====== Text provided ======

Since I subscribe to Real's Rhapsody music service, and it offers the option to download tracks to "PlaysForSure" music players, I was pleased when Creative offered a firmware upgrade to the player that enabled the PlaysForSure capability on my Zen Xtra. I downloaded the update and tried to install it. I got an error, so I rebooted the player and the computer and tried again. This time the update seemed to be installing fine, until it got to a point where it said it needed to reboot the player. The player's screen went dead, and that was it. It never came to life ever again.
I searched the Creative knowledgebase online but none of the solutions there quite fit my situation. I emailed them to open a problem ticket. I got some suggestions to try, none of which worked. The technician sent me an RMA request form. I filled it in and sent it back. They gave me an RMA. Took about a week to get it boxed up and shipped back to them, which was the week of Christmas so shipping was a pain and slow. Creative's repair facility, according to the US Postal Service, got the player on December 27. Their online RMA status page didn't show receipt of the player for a few days after that. Late last week, it showed that they had tested the player and couldn't power it up.
Today, they updated the information with an indication that they shipped a replacement player (different serial number) to me by UPS. Given typical UPS shipping times, I don't expect to see it before Monday or Tuesday. 
Overall, I was impressed with how this whole thing went. They didn't make me call anyone and sit on hold for hours. They worked with me by email and offered usable, intelligent suggestions. The RMA request was processed very quickly (though it asked the same information I had pretty much already provided in the problem report, which was a tiny bit annoying). The player arrived in their hands on December 27 and they shipped it back on January 18. They quote 10-15 business days for turnaround on their web site. Assuming their holidays compare to my employer's, Dec. 27 wasn't a business day, Dec. 28 also wasn't, but the 29th through the 13th were, plus today. That works out to 13 days. Even if you count the two days in December and MLK Jr. Day, that's still 16 days, which is quite reasonable.
The cost? The player was still under its 1 year hardware warranty but not labor warranty. I had to pay them $24.95 to diagnose and test the player, plus around $5.00 to ship it. Compare this to Apple's $59 or $99 repair fees for their (already overpriced) iPod player. Even the third parties doing iPod repair aren't as cheap as creative. iPodResQ charges $29 for the initial estimate and return shipping.

======

List every dollar amount that appears in the text about the Zen Xtra repair. Base your work only on the text about the Zen Xtra repair.

====== Provided information ======

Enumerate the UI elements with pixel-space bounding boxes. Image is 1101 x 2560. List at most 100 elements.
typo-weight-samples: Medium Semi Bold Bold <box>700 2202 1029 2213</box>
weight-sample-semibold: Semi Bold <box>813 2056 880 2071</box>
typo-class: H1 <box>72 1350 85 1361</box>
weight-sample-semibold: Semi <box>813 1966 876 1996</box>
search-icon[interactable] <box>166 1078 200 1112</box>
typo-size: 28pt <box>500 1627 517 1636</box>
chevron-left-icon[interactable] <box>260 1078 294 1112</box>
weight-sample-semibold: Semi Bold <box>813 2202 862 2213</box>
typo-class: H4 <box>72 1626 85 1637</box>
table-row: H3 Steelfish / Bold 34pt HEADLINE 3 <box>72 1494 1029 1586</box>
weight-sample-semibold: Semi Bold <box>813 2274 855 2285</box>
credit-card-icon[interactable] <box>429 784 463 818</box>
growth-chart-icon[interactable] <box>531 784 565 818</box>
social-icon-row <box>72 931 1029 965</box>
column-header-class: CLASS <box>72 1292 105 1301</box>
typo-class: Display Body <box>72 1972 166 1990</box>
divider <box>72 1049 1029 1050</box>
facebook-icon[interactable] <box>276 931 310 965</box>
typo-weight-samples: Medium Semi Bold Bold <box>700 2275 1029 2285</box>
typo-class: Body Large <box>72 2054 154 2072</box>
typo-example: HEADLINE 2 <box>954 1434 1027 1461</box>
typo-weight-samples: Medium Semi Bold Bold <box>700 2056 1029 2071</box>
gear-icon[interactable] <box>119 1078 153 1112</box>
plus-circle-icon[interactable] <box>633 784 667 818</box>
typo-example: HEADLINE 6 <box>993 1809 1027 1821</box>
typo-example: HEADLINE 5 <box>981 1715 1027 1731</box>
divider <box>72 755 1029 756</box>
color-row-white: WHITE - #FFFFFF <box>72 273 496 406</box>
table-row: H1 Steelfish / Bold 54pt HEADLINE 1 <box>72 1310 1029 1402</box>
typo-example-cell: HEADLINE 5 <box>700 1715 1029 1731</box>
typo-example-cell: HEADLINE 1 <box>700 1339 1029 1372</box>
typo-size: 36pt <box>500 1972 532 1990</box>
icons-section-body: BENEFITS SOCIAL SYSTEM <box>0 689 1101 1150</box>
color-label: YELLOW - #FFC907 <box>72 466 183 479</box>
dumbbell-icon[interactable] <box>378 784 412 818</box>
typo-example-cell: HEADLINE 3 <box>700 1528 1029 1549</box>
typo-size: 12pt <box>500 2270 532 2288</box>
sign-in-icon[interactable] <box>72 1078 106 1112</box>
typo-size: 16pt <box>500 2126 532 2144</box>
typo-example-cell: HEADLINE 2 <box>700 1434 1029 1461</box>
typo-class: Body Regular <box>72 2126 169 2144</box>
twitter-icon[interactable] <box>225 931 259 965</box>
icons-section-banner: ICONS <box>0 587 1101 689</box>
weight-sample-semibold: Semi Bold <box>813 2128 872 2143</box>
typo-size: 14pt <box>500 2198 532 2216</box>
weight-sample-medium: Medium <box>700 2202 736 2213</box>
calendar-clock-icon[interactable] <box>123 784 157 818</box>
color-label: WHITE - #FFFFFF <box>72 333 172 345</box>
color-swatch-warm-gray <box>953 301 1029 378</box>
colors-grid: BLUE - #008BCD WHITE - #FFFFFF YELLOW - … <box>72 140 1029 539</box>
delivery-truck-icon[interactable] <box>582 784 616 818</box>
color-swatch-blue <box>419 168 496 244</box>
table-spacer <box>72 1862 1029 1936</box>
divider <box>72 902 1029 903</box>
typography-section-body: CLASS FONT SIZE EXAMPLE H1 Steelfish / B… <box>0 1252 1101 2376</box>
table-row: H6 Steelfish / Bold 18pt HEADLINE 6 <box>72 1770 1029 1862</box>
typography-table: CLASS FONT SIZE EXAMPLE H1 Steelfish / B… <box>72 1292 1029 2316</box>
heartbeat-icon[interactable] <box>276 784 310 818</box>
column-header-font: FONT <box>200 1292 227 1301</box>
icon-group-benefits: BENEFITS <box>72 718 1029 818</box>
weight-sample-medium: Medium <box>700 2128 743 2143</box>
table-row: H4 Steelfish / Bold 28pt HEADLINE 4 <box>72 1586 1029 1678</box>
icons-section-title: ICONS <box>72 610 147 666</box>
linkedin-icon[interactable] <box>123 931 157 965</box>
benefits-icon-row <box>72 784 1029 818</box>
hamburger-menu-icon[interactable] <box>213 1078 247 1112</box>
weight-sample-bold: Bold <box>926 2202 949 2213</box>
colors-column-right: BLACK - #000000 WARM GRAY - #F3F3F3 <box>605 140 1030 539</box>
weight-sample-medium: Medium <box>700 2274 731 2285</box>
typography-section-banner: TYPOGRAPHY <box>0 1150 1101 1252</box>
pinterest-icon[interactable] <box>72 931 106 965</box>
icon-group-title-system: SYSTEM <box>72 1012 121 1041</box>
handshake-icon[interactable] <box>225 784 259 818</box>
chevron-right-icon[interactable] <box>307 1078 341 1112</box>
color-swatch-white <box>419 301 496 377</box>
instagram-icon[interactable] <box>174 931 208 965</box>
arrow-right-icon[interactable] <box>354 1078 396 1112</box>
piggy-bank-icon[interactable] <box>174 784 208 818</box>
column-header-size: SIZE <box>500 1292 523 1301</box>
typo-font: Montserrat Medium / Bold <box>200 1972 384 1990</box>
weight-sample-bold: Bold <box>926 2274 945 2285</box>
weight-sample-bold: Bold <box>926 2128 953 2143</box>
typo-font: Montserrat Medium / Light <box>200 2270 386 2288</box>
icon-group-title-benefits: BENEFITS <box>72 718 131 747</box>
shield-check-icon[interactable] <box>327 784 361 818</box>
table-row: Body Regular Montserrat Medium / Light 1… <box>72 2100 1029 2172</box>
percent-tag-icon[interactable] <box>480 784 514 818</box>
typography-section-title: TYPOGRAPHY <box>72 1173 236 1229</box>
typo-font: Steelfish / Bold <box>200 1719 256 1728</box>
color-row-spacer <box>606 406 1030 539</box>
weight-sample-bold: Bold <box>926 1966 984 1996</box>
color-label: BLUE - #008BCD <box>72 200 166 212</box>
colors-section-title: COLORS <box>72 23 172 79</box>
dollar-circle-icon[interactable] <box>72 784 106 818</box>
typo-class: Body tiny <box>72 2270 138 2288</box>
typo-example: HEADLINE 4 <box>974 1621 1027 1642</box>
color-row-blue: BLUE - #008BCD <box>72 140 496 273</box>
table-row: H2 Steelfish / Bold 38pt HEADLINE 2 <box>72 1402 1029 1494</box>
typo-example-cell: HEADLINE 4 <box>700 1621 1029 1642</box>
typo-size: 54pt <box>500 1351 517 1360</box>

======

— Solved problem —
$24.95, $5.00, $59, $99, $29